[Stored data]
----------

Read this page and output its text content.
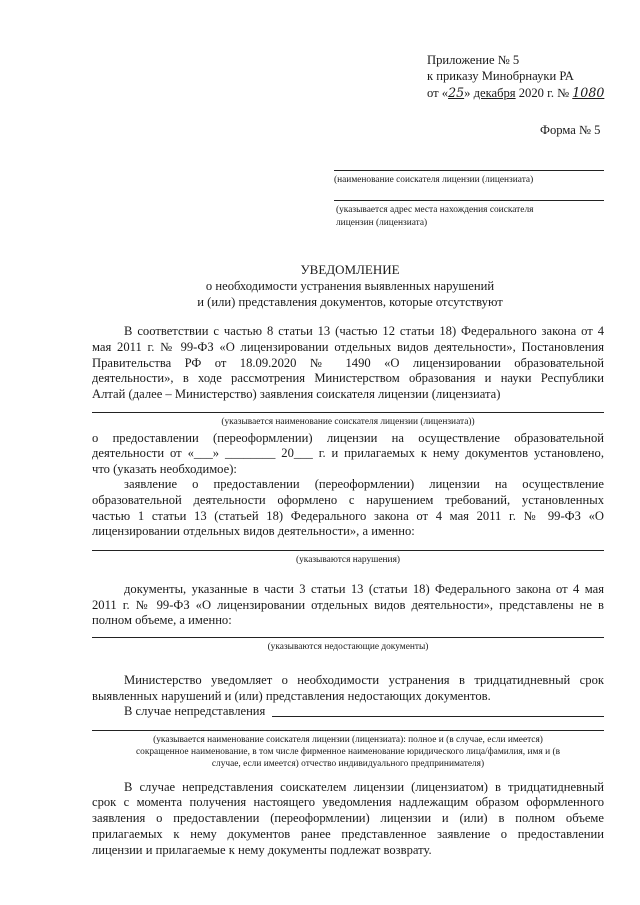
Приложение № 5
к приказу Минобрнауки РА
от «25» декабря 2020 г. № 1080
Форма № 5
(наименование соискателя лицензии (лицензиата)
(указывается адрес места нахождения соискателя
лицензин (лицензиата)
УВЕДОМЛЕНИЕ
о необходимости устранения выявленных нарушений
и (или) представления документов, которые отсутствуют
В соответствии с частью 8 статьи 13 (частью 12 статьи 18) Федерального закона от 4
мая 2011 г. № 99-ФЗ «О лицензировании отдельных видов деятельности», Постановления
Правительства РФ от 18.09.2020 № 1490 «О лицензировании образовательной
деятельности», в ходе рассмотрения Министерством образования и науки Республики
Алтай (далее – Министерство) заявления соискателя лицензии (лицензиата)
(указывается наименование соискателя лицензии (лицензиата))
о предоставлении (переоформлении) лицензии на осуществление образовательной
деятельности от «___» ________ 20___ г. и прилагаемых к нему документов установлено,
что (указать необходимое):
заявление о предоставлении (переоформлении) лицензии на осуществление
образовательной деятельности оформлено с нарушением требований, установленных
частью 1 статьи 13 (статьей 18) Федерального закона от 4 мая 2011 г. № 99-ФЗ «О
лицензировании отдельных видов деятельности», а именно:
(указываются нарушения)
документы, указанные в части 3 статьи 13 (статьи 18) Федерального закона от 4 мая
2011 г. № 99-ФЗ «О лицензировании отдельных видов деятельности», представлены не в
полном объеме, а именно:
(указываются недостающие документы)
Министерство уведомляет о необходимости устранения в тридцатидневный срок
выявленных нарушений и (или) представления недостающих документов.
В случае непредставления
(указывается наименование соискателя лицензии (лицензиата): полное и (в случае, если имеется)
сокращенное наименование, в том числе фирменное наименование юридического лица/фамилия, имя и (в
случае, если имеется) отчество индивидуального предпринимателя)
В случае непредставления соискателем лицензии (лицензиатом) в тридцатидневный
срок с момента получения настоящего уведомления надлежащим образом оформленного
заявления о предоставлении (переоформлении) лицензии и (или) в полном объеме
прилагаемых к нему документов ранее представленное заявление о предоставлении
лицензии и прилагаемые к нему документы подлежат возврату.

----------

> [Task to carry out] Copy out the entries verbatim and leave the images out.

> [Reply]
Read this page and output its text content.
Приложение № 5
к приказу Минобрнауки РА
от «25» декабря 2020 г. № 1080
Форма № 5
(наименование соискателя лицензии (лицензиата)
(указывается адрес места нахождения соискателя
лицензин (лицензиата)
УВЕДОМЛЕНИЕ
о необходимости устранения выявленных нарушений
и (или) представления документов, которые отсутствуют
В соответствии с частью 8 статьи 13 (частью 12 статьи 18) Федерального закона от 4
мая 2011 г. № 99-ФЗ «О лицензировании отдельных видов деятельности», Постановления
Правительства РФ от 18.09.2020 № 1490 «О лицензировании образовательной
деятельности», в ходе рассмотрения Министерством образования и науки Республики
Алтай (далее – Министерство) заявления соискателя лицензии (лицензиата)
(указывается наименование соискателя лицензии (лицензиата))
о предоставлении (переоформлении) лицензии на осуществление образовательной
деятельности от «___» ________ 20___ г. и прилагаемых к нему документов установлено,
что (указать необходимое):
заявление о предоставлении (переоформлении) лицензии на осуществление
образовательной деятельности оформлено с нарушением требований, установленных
частью 1 статьи 13 (статьей 18) Федерального закона от 4 мая 2011 г. № 99-ФЗ «О
лицензировании отдельных видов деятельности», а именно:
(указываются нарушения)
документы, указанные в части 3 статьи 13 (статьи 18) Федерального закона от 4 мая
2011 г. № 99-ФЗ «О лицензировании отдельных видов деятельности», представлены не в
полном объеме, а именно:
(указываются недостающие документы)
Министерство уведомляет о необходимости устранения в тридцатидневный срок
выявленных нарушений и (или) представления недостающих документов.
В случае непредставления
(указывается наименование соискателя лицензии (лицензиата): полное и (в случае, если имеется)
сокращенное наименование, в том числе фирменное наименование юридического лица/фамилия, имя и (в
случае, если имеется) отчество индивидуального предпринимателя)
В случае непредставления соискателем лицензии (лицензиатом) в тридцатидневный
срок с момента получения настоящего уведомления надлежащим образом оформленного
заявления о предоставлении (переоформлении) лицензии и (или) в полном объеме
прилагаемых к нему документов ранее представленное заявление о предоставлении
лицензии и прилагаемые к нему документы подлежат возврату.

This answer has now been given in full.